> Aim: Copy each line below that contains "page".

> Records for the task:
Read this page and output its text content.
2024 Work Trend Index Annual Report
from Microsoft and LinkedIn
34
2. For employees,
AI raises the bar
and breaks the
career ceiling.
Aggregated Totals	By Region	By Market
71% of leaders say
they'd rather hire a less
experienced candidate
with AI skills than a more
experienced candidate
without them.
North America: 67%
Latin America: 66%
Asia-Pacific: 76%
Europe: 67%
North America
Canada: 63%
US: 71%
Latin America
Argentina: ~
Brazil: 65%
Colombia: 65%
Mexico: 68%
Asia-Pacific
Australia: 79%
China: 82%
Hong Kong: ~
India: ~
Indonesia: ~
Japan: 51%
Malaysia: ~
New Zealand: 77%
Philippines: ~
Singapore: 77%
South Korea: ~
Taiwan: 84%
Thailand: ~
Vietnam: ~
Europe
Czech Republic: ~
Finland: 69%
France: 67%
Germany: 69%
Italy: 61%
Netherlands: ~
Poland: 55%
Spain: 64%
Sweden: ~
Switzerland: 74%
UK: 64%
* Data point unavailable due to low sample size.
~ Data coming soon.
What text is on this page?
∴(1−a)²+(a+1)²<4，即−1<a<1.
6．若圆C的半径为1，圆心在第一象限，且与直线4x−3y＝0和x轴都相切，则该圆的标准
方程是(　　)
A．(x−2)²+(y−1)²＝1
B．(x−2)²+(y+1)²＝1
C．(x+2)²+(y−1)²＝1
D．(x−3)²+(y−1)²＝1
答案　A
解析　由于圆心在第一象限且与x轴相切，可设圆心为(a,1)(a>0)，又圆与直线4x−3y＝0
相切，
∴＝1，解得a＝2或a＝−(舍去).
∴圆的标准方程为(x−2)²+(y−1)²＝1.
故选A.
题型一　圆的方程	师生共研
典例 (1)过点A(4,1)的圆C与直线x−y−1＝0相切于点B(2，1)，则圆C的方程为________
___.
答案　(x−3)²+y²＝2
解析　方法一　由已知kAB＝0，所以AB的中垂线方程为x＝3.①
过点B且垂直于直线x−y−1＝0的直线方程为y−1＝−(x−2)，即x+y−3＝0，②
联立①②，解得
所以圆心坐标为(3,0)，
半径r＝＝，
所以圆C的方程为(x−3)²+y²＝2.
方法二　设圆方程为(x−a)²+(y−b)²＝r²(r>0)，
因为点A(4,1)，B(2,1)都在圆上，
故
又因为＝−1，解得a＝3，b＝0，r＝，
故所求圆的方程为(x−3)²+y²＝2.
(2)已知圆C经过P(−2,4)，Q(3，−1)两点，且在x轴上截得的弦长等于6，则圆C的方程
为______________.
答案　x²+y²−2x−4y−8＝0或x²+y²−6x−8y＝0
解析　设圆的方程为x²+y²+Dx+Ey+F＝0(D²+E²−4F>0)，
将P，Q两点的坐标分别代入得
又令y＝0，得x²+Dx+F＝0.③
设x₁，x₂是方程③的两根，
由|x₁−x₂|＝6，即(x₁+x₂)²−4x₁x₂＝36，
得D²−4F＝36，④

> Answer for this exercise:
Read this page and output its text content.
What text is on this page?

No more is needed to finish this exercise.